Page excerpt →
--- START ---

2007-09-18 Thread exhuma.twn
On Sep 18, 2:45 pm, Bruno Desthuilliers  wrote:
> exhuma.twn a écrit :
>
> > This is something that keeps confusing me. If you read examples of
> > code on the web, you keep on seeing these three calls (super, apply
> > and __init__) to reference the super-class. This looks to me as it is
> > somehow personal preference. But this would conflict with the "There
> > one way to do it" mind-set.
>
> apply is deprecated. Chances are that code using it is somewhat old.
> super came with the new object model in Python 2.2.1 (IIRC), and is only
> useful for some corner cases involving multiple inheritence . Directly
> calling the superclass's method (__init__ or whatever) is the canonical
> way in the most common cases.
>
> And BTW, the sentence is "there *should* be one - and *preferably* only
> one - *obvious* way to do it" (emphasis is mine). In this case, there's
> _at least_ one way do to do it, and only one (direct call) is really
> obvious IMHO !-)
>
> > So, knowing that in python there is one thing to do something, these
> > three different calls must *do* domething different.
>
> Indeed. But mostly because you managed to get 2 examples wrong !-)
>
> > But what exactly
> > *is* the difference?

--- END ---

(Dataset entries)
--- START ---

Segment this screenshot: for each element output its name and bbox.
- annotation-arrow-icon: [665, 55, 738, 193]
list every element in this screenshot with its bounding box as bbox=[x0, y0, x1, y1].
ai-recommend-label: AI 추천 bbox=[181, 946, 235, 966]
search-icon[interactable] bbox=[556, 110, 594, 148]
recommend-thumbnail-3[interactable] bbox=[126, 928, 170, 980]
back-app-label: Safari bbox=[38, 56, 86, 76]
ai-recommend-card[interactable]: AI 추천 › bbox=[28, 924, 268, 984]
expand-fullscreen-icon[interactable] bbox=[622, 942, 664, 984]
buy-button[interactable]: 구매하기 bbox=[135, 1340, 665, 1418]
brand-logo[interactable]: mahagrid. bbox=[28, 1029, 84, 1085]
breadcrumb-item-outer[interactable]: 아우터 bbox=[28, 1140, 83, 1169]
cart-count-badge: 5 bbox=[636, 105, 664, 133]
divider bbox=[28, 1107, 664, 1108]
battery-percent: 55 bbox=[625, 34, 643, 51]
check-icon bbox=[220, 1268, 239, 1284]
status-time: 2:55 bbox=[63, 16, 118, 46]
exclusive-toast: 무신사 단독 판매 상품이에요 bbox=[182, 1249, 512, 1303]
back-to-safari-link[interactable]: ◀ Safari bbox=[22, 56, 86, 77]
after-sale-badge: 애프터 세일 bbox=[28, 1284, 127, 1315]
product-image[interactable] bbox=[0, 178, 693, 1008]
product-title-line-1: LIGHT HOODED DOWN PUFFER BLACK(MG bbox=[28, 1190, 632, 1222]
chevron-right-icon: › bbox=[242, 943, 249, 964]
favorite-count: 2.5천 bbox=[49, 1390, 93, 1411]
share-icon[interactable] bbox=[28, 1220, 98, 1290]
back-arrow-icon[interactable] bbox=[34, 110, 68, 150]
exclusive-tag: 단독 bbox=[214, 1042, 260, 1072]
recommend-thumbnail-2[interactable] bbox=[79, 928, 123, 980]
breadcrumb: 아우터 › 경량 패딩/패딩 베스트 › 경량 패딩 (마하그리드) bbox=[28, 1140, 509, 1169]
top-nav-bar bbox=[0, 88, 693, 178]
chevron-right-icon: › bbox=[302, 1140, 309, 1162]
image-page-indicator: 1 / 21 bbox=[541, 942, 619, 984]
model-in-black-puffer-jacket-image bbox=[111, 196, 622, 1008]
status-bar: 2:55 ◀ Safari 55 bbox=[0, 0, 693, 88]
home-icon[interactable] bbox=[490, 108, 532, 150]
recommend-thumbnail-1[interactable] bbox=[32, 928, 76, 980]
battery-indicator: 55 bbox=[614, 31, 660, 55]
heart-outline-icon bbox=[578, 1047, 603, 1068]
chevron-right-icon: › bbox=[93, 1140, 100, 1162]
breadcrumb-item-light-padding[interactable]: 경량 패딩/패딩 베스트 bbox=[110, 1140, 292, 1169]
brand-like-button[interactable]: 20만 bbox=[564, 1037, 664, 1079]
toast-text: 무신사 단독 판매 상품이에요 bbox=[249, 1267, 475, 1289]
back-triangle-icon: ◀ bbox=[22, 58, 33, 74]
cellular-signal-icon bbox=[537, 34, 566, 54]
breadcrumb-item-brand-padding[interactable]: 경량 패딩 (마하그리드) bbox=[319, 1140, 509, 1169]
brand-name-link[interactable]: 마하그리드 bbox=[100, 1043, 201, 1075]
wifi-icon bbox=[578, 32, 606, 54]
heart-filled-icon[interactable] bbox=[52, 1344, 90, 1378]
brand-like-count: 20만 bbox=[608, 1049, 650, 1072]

--- END ---

To-do list →
1) Reproduce the mailing-list post on Python superclass calls word for word.
2) Format the rows from their first line through the line containing "back-app-label: Safari bbox=[38, 56, 86, 76]", both included, as a JSON list of strings with one string per line and blank lines omitted.
The mailing-list post has no connection to the rows.

Answers per task →
1)
2007-09-18 Thread exhuma.twn
On Sep 18, 2:45 pm, Bruno Desthuilliers  wrote:
> exhuma.twn a écrit :
>
> > This is something that keeps confusing me. If you read examples of
> > code on the web, you keep on seeing these three calls (super, apply
> > and __init__) to reference the super-class. This looks to me as it is
> > somehow personal preference. But this would conflict with the "There
> > one way to do it" mind-set.
>
> apply is deprecated. Chances are that code using it is somewhat old.
> super came with the new object model in Python 2.2.1 (IIRC), and is only
> useful for some corner cases involving multiple inheritence . Directly
> calling the superclass's method (__init__ or whatever) is the canonical
> way in the most common cases.
>
> And BTW, the sentence is "there *should* be one - and *preferably* only
> one - *obvious* way to do it" (emphasis is mine). In this case, there's
> _at least_ one way do to do it, and only one (direct call) is really
> obvious IMHO !-)
>
> > So, knowing that in python there is one thing to do something, these
> > three different calls must *do* domething different.
>
> Indeed. But mostly because you managed to get 2 examples wrong !-)
>
> > But what exactly
> > *is* the difference?

2)
[
  "Segment this screenshot: for each element output its name and bbox.",
  "- annotation-arrow-icon: [665, 55, 738, 193]",
  "list every element in this screenshot with its bounding box as bbox=[x0, y0, x1, y1].",
  "ai-recommend-label: AI 추천 bbox=[181, 946, 235, 966]",
  "search-icon[interactable] bbox=[556, 110, 594, 148]",
  "recommend-thumbnail-3[interactable] bbox=[126, 928, 170, 980]",
  "back-app-label: Safari bbox=[38, 56, 86, 76]"
]